◆ GOAL
Search the data below for the word "letter" and copy each line that holds it.
** start of DATA TO PROCESS **
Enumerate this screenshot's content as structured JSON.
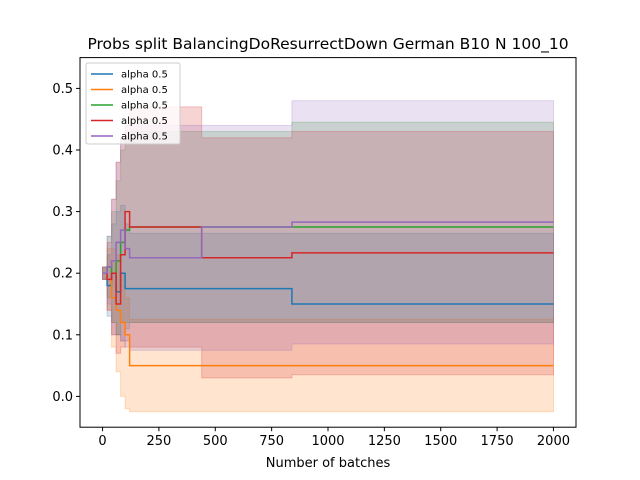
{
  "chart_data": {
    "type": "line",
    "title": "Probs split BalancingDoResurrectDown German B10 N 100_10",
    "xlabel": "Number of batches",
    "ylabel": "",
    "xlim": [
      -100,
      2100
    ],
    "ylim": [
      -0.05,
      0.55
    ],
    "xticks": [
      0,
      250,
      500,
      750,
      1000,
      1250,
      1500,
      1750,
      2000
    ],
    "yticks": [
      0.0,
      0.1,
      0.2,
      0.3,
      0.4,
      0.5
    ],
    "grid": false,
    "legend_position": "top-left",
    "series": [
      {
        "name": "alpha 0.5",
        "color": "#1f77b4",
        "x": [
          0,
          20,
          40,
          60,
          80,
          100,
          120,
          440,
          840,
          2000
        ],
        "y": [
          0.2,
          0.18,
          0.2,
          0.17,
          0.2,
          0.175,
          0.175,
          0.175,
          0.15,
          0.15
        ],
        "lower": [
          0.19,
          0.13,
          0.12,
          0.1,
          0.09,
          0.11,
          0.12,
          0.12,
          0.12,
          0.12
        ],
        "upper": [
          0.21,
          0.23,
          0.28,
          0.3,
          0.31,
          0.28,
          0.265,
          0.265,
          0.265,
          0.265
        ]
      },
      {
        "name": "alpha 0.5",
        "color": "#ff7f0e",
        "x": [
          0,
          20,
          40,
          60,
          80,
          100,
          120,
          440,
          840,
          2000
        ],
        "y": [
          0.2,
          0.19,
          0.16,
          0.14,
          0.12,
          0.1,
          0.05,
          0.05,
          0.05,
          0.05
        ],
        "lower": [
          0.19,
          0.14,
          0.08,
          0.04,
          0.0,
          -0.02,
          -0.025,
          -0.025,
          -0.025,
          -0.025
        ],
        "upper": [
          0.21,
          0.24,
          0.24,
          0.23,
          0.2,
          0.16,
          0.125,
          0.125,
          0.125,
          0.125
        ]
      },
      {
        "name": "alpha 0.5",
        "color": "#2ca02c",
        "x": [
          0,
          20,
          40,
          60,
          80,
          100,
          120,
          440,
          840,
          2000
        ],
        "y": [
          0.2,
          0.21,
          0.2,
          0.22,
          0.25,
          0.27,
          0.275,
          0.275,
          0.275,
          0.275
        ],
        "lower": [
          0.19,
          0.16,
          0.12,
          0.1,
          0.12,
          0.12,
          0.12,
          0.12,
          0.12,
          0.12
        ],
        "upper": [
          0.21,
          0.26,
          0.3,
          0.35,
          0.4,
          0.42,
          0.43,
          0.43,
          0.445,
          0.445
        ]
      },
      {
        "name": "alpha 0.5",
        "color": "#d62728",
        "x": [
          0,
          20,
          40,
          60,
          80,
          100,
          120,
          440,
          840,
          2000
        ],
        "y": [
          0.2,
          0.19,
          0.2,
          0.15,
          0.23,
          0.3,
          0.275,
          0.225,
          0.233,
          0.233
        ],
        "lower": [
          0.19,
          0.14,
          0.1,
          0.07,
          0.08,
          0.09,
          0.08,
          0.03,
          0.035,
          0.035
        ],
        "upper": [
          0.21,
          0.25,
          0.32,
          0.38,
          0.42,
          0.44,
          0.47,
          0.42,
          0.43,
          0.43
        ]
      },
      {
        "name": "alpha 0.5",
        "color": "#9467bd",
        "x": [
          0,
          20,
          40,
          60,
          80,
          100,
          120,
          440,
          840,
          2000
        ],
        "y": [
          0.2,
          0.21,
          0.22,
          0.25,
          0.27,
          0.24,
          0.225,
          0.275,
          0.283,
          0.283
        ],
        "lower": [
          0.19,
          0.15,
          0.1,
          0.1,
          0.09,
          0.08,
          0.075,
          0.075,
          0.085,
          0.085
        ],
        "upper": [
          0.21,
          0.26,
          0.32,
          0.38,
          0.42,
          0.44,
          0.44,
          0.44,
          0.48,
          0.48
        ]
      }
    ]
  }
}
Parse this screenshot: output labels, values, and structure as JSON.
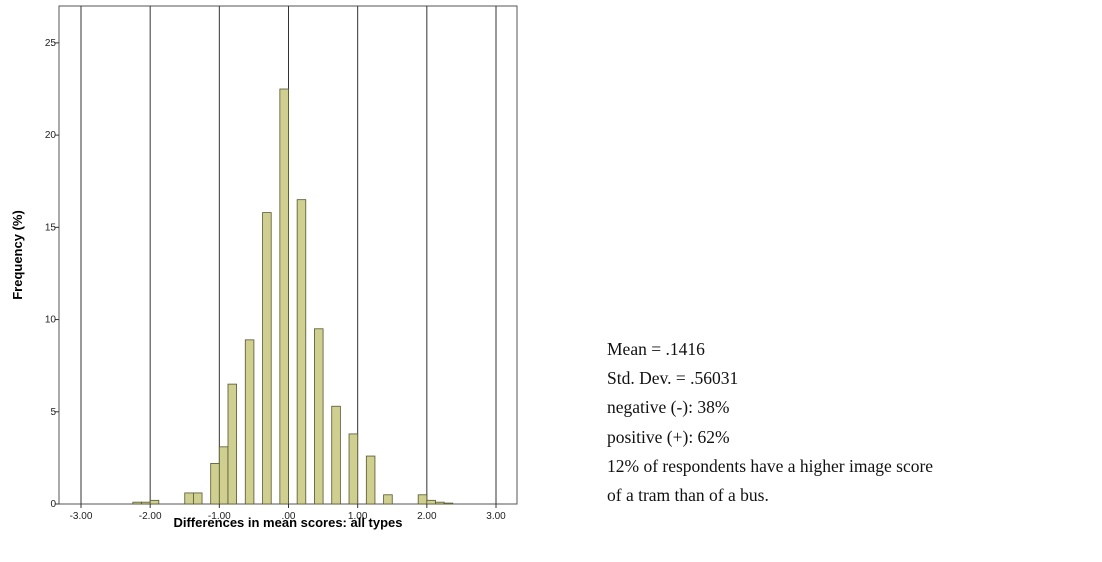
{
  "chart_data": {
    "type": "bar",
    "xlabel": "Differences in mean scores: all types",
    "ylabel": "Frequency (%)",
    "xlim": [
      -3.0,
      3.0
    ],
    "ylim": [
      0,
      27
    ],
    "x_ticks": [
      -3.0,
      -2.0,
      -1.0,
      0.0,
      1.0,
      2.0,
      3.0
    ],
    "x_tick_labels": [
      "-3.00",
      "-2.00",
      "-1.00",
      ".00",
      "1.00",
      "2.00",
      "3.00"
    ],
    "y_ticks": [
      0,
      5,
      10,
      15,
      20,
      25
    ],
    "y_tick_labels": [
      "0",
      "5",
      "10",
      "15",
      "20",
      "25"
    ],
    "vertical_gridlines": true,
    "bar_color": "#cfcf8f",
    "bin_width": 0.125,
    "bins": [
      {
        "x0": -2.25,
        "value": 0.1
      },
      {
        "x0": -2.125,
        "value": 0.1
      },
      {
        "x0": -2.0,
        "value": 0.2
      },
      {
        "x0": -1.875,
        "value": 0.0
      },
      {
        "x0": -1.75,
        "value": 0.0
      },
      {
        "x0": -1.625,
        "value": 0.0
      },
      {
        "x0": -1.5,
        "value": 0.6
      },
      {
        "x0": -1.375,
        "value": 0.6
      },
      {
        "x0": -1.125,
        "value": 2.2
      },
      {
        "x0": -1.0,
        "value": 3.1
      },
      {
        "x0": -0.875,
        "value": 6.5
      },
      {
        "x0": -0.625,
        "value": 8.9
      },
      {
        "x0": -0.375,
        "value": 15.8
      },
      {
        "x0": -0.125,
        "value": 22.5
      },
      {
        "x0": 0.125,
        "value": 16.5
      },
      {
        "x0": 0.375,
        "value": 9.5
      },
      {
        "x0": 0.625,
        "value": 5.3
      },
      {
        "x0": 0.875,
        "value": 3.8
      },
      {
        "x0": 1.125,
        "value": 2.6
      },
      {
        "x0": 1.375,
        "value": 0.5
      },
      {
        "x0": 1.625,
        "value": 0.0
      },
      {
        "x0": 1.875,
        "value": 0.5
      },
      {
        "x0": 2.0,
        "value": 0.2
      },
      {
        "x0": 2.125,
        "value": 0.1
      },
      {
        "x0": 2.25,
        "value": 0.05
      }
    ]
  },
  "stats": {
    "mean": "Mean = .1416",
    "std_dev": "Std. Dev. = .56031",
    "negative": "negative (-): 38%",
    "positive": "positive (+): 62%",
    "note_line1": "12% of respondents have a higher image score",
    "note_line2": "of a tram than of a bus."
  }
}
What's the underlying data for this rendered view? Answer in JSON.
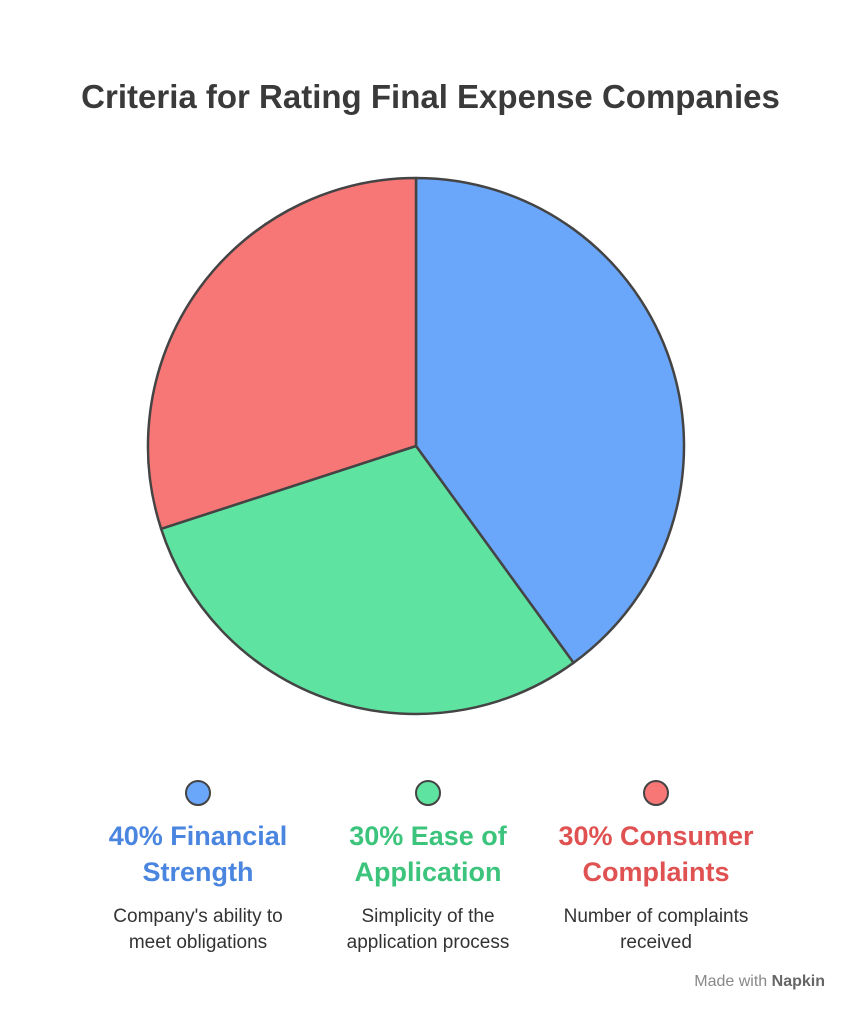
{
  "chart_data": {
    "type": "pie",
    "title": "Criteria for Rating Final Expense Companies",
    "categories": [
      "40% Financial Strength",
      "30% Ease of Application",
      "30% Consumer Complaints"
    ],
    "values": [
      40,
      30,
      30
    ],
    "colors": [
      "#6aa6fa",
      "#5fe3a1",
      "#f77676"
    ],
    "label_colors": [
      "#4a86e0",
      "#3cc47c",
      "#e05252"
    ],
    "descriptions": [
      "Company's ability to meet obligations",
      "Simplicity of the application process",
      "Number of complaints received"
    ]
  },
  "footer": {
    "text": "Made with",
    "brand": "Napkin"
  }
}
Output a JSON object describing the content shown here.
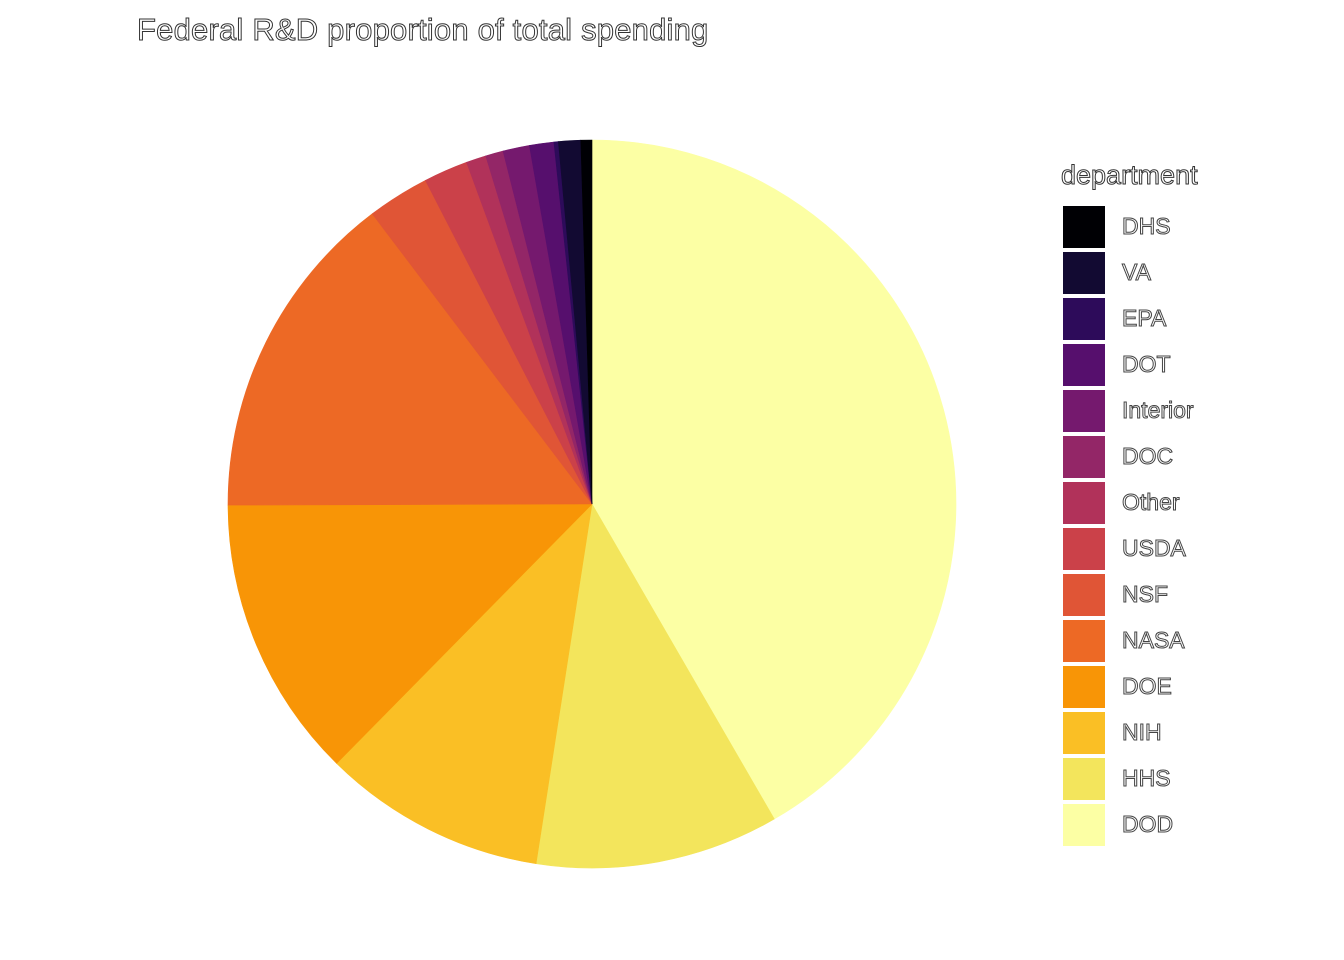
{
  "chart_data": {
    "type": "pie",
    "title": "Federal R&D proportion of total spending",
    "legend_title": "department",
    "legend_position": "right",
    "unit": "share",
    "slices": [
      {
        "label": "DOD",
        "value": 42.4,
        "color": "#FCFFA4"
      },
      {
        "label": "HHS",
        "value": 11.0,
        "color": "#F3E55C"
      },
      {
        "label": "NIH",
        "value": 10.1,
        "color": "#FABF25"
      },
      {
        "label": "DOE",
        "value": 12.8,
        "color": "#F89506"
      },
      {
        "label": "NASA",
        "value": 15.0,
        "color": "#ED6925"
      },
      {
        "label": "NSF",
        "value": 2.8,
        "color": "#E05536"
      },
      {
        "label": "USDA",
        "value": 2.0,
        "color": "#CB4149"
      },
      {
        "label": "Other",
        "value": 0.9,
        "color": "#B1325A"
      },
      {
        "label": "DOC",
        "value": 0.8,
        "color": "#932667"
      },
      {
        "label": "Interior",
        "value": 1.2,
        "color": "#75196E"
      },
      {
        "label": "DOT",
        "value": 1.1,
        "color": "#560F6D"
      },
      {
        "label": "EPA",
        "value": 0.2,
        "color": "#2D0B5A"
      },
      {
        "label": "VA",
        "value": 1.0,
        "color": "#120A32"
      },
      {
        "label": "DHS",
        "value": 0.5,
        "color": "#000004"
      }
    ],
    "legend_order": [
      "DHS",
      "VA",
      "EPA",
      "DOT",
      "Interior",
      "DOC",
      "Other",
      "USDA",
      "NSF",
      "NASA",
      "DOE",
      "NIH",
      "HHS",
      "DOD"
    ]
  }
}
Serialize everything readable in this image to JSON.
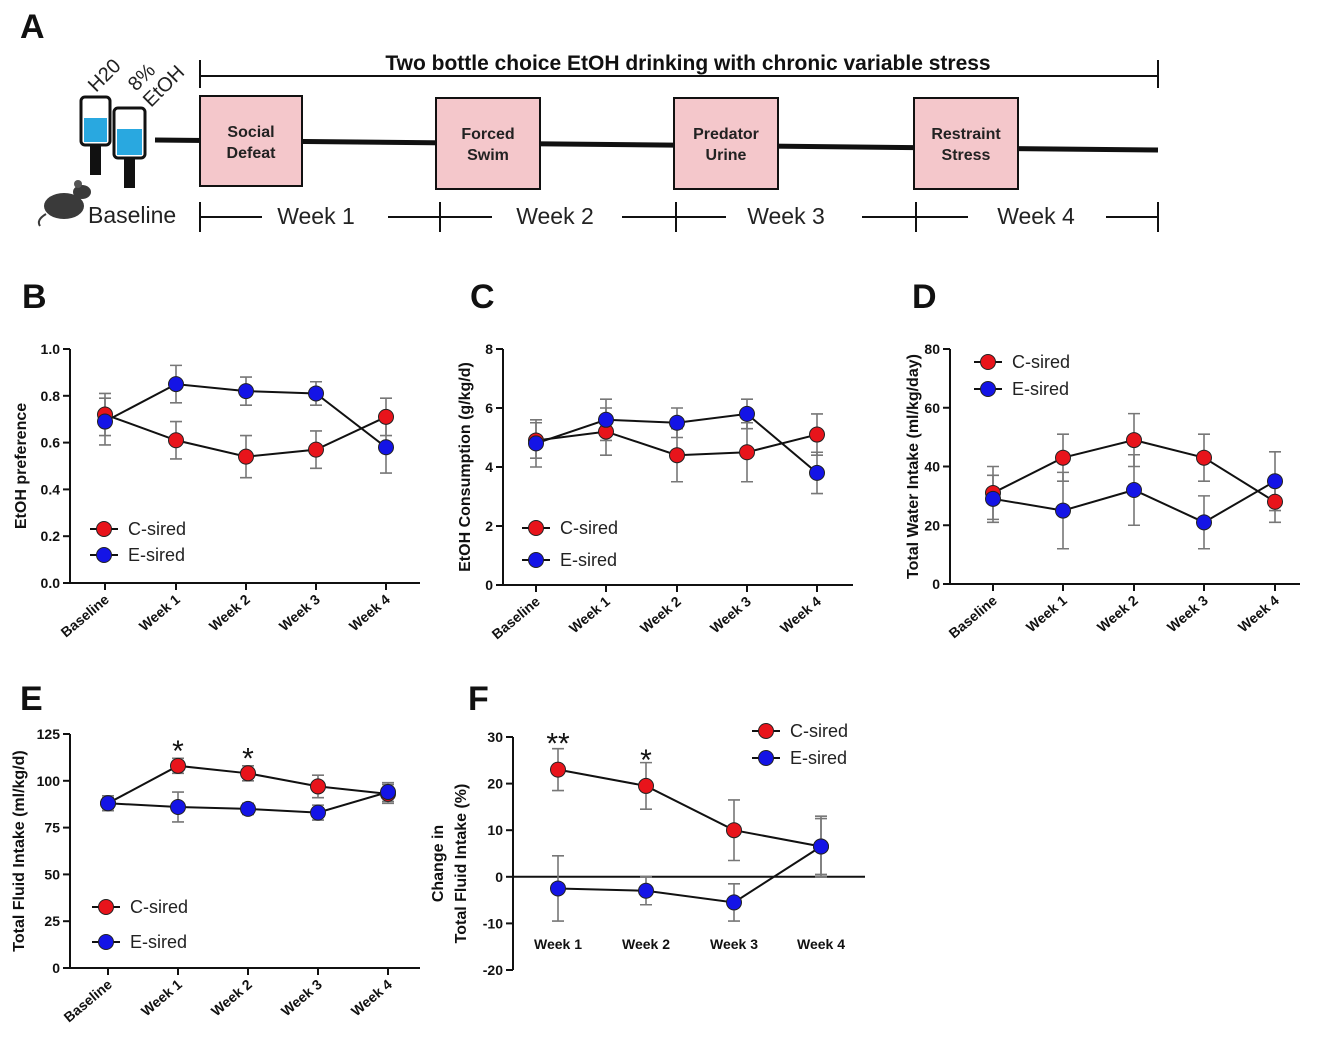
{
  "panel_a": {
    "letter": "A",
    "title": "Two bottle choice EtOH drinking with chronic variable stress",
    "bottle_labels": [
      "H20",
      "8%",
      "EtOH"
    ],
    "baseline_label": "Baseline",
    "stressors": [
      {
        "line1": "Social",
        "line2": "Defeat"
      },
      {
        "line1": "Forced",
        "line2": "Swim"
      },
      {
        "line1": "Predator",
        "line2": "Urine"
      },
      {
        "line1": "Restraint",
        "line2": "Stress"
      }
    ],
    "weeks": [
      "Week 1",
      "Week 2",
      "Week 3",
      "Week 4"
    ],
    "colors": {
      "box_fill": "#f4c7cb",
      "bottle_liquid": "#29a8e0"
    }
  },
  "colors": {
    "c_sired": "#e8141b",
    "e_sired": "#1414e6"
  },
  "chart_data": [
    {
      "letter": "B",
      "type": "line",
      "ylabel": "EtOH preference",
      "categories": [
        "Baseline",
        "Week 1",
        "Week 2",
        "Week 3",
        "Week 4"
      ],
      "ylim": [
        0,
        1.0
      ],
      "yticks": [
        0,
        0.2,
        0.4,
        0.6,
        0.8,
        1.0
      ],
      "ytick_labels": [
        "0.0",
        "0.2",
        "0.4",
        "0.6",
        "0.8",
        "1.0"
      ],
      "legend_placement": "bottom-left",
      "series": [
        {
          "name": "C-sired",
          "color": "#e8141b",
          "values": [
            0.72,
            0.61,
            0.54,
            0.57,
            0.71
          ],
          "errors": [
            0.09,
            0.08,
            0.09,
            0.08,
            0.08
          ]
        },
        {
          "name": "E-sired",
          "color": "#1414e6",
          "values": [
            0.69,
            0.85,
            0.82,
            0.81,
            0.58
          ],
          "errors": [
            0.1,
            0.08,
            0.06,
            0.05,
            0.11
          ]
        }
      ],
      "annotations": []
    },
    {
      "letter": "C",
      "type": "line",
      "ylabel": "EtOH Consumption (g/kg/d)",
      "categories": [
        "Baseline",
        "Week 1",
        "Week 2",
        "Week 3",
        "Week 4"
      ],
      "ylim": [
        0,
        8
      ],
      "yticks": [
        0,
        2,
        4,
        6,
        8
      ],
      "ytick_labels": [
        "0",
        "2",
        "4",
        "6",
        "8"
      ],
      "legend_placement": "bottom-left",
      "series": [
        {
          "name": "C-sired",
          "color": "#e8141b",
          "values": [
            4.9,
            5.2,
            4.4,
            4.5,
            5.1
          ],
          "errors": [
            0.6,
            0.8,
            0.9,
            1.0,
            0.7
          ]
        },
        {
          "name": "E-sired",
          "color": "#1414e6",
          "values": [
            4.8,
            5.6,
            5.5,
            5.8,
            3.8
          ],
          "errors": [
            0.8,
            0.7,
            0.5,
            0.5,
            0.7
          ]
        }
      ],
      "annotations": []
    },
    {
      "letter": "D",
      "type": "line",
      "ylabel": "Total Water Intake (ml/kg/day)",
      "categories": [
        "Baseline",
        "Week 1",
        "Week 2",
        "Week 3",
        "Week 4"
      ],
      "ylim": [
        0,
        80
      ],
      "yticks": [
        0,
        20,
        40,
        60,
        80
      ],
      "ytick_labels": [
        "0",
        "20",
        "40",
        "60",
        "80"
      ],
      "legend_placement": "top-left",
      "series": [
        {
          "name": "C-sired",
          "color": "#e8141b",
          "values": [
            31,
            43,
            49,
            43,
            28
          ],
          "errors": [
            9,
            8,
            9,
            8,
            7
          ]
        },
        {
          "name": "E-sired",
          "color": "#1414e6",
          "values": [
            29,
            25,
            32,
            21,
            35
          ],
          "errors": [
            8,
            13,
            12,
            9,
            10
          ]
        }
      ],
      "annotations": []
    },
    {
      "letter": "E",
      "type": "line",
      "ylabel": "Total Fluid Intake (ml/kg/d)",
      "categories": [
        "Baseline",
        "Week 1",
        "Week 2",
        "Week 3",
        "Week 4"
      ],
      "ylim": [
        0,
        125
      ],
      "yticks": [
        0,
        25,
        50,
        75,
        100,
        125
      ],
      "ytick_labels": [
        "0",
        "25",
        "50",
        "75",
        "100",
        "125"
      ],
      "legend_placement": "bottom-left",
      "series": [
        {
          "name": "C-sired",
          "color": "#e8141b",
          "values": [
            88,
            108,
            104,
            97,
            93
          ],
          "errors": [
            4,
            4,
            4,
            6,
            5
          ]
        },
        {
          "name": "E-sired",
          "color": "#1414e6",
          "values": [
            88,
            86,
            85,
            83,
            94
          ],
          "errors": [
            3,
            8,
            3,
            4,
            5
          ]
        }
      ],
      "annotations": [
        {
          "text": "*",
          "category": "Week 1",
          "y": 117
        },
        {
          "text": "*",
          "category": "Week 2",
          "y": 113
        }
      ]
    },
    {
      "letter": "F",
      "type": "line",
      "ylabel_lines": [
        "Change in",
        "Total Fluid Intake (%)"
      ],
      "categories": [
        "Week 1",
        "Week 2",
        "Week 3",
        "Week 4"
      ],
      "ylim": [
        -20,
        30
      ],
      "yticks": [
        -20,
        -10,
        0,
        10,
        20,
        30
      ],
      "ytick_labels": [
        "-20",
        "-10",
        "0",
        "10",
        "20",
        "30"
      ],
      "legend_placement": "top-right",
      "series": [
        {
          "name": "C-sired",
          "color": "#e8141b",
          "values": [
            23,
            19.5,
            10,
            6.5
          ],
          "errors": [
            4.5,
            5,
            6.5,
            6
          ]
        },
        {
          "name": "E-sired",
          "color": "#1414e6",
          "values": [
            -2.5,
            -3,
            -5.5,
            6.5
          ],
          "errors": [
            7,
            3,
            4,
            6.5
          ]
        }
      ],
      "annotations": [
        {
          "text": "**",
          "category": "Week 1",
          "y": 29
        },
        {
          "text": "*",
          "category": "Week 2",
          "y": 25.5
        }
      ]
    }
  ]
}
** end of DATA TO PROCESS **
◆ REPLY
    "letter": "A",
      "letter": "B",
      "letter": "C",
      "letter": "D",
      "letter": "E",
      "letter": "F",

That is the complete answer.